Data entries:

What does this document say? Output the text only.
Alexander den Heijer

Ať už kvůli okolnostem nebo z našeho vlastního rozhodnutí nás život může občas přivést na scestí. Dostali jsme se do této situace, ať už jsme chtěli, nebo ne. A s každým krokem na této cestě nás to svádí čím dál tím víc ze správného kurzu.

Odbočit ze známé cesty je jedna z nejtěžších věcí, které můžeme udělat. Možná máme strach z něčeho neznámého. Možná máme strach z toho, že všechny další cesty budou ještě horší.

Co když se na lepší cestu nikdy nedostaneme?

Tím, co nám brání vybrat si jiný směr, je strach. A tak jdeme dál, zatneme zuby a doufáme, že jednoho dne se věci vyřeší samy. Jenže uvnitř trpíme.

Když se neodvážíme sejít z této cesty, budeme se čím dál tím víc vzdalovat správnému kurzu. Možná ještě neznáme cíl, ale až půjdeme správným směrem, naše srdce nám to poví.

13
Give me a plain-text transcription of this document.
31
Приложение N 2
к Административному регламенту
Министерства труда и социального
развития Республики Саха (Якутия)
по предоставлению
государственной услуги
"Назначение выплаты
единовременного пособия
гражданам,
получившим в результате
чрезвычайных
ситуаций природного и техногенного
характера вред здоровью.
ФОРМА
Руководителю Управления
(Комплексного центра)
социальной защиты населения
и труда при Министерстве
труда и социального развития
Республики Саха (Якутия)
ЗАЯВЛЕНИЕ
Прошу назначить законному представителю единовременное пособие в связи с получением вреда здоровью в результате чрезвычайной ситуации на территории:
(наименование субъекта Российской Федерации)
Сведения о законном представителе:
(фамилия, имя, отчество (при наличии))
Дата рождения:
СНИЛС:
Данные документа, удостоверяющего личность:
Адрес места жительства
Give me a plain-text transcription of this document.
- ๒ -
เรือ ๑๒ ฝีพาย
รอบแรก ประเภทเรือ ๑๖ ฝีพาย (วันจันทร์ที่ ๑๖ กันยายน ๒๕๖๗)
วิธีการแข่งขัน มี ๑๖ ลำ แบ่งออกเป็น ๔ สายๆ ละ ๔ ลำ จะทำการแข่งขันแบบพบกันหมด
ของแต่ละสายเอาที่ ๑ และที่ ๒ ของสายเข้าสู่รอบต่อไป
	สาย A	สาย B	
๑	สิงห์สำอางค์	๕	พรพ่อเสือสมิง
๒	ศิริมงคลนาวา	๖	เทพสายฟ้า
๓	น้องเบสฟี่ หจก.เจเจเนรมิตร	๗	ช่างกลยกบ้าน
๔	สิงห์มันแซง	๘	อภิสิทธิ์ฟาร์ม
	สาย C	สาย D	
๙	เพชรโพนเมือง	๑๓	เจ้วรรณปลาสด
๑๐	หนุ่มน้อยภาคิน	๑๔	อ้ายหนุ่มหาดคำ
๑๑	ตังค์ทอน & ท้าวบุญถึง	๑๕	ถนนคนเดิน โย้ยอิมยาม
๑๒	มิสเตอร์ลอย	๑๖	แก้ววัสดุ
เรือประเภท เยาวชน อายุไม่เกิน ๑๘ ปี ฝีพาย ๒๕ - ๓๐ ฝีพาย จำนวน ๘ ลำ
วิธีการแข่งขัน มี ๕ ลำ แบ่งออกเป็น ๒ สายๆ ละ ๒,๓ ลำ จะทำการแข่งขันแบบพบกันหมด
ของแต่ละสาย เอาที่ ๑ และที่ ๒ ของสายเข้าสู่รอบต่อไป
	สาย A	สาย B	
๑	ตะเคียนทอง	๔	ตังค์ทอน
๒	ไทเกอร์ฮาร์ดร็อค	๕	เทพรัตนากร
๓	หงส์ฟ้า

Aim:
Each line of the data that includes the word "Саха" counts once; report the total and nothing more.

Output for this exercise:
2